Task requirements: Repeat each record below exactly as given.

= = = = = = =

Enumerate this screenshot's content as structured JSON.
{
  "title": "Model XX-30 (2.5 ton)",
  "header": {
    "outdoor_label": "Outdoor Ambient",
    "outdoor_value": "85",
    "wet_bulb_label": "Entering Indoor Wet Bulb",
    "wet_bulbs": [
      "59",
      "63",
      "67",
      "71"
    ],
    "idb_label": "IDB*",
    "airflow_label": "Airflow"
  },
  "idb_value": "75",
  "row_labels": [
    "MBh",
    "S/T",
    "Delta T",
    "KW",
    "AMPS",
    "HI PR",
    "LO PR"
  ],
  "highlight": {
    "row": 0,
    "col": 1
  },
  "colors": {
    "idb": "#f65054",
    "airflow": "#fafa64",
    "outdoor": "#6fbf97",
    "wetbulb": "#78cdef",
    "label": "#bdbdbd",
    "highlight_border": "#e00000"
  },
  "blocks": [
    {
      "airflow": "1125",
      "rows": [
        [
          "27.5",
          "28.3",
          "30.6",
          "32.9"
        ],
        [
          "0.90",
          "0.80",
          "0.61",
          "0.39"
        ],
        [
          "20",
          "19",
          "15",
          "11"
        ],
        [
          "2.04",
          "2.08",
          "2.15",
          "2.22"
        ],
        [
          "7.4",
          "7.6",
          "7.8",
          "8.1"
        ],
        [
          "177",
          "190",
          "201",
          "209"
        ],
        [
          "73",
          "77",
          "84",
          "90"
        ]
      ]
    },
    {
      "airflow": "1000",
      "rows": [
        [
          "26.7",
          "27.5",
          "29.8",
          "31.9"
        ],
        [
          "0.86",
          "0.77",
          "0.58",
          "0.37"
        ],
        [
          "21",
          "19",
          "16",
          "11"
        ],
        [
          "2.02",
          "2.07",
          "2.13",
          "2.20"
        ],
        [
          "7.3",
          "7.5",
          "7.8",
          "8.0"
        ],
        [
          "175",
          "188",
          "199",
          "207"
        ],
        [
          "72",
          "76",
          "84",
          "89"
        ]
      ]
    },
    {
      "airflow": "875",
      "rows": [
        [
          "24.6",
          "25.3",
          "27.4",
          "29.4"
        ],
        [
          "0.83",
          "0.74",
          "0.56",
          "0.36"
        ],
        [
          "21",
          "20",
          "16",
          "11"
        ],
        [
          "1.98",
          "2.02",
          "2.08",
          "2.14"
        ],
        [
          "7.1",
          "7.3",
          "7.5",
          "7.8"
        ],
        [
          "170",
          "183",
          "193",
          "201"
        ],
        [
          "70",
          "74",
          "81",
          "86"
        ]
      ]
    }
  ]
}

= = = = = = =

Exercise output:
Enumerate this screenshot's content as structured JSON.
{
  "title": "Model XX-30 (2.5 ton)",
  "header": {
    "outdoor_label": "Outdoor Ambient",
    "outdoor_value": "85",
    "wet_bulb_label": "Entering Indoor Wet Bulb",
    "wet_bulbs": [
      "59",
      "63",
      "67",
      "71"
    ],
    "idb_label": "IDB*",
    "airflow_label": "Airflow"
  },
  "idb_value": "75",
  "row_labels": [
    "MBh",
    "S/T",
    "Delta T",
    "KW",
    "AMPS",
    "HI PR",
    "LO PR"
  ],
  "highlight": {
    "row": 0,
    "col": 1
  },
  "colors": {
    "idb": "#f65054",
    "airflow": "#fafa64",
    "outdoor": "#6fbf97",
    "wetbulb": "#78cdef",
    "label": "#bdbdbd",
    "highlight_border": "#e00000"
  },
  "blocks": [
    {
      "airflow": "1125",
      "rows": [
        [
          "27.5",
          "28.3",
          "30.6",
          "32.9"
        ],
        [
          "0.90",
          "0.80",
          "0.61",
          "0.39"
        ],
        [
          "20",
          "19",
          "15",
          "11"
        ],
        [
          "2.04",
          "2.08",
          "2.15",
          "2.22"
        ],
        [
          "7.4",
          "7.6",
          "7.8",
          "8.1"
        ],
        [
          "177",
          "190",
          "201",
          "209"
        ],
        [
          "73",
          "77",
          "84",
          "90"
        ]
      ]
    },
    {
      "airflow": "1000",
      "rows": [
        [
          "26.7",
          "27.5",
          "29.8",
          "31.9"
        ],
        [
          "0.86",
          "0.77",
          "0.58",
          "0.37"
        ],
        [
          "21",
          "19",
          "16",
          "11"
        ],
        [
          "2.02",
          "2.07",
          "2.13",
          "2.20"
        ],
        [
          "7.3",
          "7.5",
          "7.8",
          "8.0"
        ],
        [
          "175",
          "188",
          "199",
          "207"
        ],
        [
          "72",
          "76",
          "84",
          "89"
        ]
      ]
    },
    {
      "airflow": "875",
      "rows": [
        [
          "24.6",
          "25.3",
          "27.4",
          "29.4"
        ],
        [
          "0.83",
          "0.74",
          "0.56",
          "0.36"
        ],
        [
          "21",
          "20",
          "16",
          "11"
        ],
        [
          "1.98",
          "2.02",
          "2.08",
          "2.14"
        ],
        [
          "7.1",
          "7.3",
          "7.5",
          "7.8"
        ],
        [
          "170",
          "183",
          "193",
          "201"
        ],
        [
          "70",
          "74",
          "81",
          "86"
        ]
      ]
    }
  ]
}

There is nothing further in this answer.